• JOB: List each line of the data in which the string "Цель" appears.

[Stored data]

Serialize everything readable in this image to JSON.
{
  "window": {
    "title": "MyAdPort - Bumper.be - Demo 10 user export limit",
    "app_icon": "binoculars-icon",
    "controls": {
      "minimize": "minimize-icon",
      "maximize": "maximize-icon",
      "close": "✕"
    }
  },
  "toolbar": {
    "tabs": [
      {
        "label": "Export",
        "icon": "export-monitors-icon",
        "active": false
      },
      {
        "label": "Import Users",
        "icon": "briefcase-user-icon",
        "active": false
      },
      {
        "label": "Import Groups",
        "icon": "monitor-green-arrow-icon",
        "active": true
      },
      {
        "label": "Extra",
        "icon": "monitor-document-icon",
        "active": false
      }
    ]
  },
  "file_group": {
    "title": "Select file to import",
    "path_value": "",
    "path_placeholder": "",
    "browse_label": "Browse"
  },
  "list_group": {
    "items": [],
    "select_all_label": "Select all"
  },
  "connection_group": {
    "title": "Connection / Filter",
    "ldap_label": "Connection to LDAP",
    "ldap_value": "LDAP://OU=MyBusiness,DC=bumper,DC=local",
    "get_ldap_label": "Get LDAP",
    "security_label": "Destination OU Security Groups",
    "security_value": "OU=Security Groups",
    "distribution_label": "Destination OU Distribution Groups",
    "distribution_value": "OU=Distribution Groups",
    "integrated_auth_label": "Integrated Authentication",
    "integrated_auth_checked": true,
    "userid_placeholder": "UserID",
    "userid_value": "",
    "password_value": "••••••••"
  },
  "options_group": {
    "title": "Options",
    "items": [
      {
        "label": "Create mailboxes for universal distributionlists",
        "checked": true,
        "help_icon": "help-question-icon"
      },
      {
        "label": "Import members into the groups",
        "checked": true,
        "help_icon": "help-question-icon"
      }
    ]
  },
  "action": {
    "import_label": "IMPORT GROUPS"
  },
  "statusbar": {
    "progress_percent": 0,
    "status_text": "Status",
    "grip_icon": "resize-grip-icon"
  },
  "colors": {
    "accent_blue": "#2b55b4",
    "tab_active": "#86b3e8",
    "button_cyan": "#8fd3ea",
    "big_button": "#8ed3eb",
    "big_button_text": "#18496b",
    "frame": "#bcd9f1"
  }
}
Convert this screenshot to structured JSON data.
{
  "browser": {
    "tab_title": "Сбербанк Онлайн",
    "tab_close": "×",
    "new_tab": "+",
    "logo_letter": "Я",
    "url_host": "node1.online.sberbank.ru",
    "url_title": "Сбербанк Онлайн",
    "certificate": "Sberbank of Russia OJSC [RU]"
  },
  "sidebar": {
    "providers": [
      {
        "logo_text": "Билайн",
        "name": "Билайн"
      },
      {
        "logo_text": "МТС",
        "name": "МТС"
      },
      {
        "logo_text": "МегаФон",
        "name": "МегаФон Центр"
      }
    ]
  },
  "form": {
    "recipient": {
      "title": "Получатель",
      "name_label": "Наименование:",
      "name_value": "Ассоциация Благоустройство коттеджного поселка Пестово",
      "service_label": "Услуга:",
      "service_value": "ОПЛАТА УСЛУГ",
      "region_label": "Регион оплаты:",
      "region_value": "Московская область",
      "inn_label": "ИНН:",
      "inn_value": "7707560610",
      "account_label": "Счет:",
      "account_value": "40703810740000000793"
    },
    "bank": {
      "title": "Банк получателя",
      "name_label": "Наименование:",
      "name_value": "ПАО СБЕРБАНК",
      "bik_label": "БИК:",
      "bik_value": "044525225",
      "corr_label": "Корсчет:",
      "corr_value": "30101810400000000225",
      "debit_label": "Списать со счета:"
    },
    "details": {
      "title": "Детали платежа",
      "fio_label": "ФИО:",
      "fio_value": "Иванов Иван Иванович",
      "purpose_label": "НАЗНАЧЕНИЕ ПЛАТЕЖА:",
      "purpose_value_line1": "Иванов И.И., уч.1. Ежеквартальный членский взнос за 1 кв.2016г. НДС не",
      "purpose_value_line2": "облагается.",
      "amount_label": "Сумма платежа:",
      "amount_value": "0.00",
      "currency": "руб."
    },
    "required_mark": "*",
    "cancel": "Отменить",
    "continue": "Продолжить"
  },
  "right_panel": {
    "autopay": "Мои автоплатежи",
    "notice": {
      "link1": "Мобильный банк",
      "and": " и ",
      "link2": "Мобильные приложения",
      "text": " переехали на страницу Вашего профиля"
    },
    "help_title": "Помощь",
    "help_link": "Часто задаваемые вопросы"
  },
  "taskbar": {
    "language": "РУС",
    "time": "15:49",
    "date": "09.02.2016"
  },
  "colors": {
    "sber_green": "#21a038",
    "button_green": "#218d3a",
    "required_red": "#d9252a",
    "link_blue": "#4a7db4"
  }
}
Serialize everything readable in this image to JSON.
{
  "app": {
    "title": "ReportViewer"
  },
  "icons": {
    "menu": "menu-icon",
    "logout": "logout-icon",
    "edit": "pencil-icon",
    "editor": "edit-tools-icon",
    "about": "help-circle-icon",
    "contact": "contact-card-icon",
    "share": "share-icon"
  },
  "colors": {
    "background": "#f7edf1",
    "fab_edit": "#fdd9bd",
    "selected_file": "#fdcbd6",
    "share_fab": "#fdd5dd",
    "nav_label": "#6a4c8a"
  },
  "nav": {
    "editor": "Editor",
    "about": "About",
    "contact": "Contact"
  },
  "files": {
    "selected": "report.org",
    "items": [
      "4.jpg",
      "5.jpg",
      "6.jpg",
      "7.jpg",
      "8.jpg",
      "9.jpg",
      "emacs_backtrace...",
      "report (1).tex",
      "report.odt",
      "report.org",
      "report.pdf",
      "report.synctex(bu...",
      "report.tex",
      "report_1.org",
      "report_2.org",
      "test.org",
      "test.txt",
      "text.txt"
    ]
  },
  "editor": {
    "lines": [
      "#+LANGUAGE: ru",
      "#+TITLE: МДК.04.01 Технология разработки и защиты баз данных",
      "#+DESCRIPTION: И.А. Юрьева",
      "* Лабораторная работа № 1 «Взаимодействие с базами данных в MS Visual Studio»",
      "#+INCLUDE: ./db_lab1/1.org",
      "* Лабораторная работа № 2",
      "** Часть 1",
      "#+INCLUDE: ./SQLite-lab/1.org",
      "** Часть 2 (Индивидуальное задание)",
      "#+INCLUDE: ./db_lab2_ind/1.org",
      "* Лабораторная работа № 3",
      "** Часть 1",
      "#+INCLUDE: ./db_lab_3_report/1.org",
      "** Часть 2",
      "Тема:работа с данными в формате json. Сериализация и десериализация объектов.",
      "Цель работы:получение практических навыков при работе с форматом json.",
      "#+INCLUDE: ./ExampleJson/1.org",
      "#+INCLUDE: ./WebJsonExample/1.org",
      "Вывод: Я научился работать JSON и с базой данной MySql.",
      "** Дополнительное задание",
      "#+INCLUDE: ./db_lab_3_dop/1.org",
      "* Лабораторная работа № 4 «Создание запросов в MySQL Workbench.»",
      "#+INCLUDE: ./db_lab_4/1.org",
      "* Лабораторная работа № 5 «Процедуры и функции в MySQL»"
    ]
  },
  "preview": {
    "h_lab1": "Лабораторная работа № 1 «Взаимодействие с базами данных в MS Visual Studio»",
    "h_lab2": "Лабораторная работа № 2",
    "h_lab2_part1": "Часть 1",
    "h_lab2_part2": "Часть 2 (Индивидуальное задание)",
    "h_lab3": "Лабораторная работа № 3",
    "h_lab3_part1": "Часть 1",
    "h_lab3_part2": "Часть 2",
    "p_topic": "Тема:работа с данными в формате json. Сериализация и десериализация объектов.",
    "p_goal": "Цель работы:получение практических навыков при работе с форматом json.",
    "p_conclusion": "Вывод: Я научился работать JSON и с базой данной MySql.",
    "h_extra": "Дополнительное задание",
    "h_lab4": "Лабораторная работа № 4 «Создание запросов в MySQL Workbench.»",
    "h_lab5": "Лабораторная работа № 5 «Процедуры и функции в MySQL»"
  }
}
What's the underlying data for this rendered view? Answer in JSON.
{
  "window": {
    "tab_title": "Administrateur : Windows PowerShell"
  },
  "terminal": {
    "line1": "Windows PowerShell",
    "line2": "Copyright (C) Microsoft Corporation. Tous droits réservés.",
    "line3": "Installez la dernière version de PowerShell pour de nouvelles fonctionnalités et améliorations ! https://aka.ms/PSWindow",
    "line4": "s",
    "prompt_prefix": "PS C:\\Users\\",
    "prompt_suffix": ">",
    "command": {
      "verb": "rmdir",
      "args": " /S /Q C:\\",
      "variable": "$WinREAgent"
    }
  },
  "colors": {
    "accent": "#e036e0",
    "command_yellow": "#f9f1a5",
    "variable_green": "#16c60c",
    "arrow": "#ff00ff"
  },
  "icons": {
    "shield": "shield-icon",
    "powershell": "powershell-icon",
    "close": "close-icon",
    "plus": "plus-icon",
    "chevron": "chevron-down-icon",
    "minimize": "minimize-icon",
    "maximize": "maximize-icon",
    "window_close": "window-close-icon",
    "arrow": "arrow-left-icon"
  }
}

• RESULT FOR THIS TASK:
      "Цель работы:получение практических навыков при работе с форматом json.",
    "p_goal": "Цель работы:получение практических навыков при работе с форматом json.",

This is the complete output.